Input records:

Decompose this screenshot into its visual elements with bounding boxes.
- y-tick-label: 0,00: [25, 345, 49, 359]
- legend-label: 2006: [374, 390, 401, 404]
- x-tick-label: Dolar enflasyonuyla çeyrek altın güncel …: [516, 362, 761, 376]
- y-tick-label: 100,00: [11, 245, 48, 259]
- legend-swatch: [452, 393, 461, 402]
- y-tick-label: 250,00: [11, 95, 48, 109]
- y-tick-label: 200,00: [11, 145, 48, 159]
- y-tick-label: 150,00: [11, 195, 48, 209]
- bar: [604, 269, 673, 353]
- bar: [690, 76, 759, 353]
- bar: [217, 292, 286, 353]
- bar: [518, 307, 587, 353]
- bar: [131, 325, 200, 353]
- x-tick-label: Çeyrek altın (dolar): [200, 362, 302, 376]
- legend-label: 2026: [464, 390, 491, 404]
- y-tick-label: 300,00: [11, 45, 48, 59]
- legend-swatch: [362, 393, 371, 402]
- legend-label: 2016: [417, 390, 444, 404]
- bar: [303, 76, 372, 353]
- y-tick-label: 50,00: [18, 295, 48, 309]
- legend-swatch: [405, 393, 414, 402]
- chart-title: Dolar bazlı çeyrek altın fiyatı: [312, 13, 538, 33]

Short exercise:
Print every line of the entry above again, without changing anything.

Expected answer:
Decompose this screenshot into its visual elements with bounding boxes.
- y-tick-label: 0,00: [25, 345, 49, 359]
- legend-label: 2006: [374, 390, 401, 404]
- x-tick-label: Dolar enflasyonuyla çeyrek altın güncel …: [516, 362, 761, 376]
- y-tick-label: 100,00: [11, 245, 48, 259]
- legend-swatch: [452, 393, 461, 402]
- y-tick-label: 250,00: [11, 95, 48, 109]
- y-tick-label: 200,00: [11, 145, 48, 159]
- y-tick-label: 150,00: [11, 195, 48, 209]
- bar: [604, 269, 673, 353]
- bar: [690, 76, 759, 353]
- bar: [217, 292, 286, 353]
- bar: [518, 307, 587, 353]
- bar: [131, 325, 200, 353]
- x-tick-label: Çeyrek altın (dolar): [200, 362, 302, 376]
- legend-label: 2026: [464, 390, 491, 404]
- y-tick-label: 300,00: [11, 45, 48, 59]
- legend-swatch: [362, 393, 371, 402]
- legend-label: 2016: [417, 390, 444, 404]
- bar: [303, 76, 372, 353]
- y-tick-label: 50,00: [18, 295, 48, 309]
- legend-swatch: [405, 393, 414, 402]
- chart-title: Dolar bazlı çeyrek altın fiyatı: [312, 13, 538, 33]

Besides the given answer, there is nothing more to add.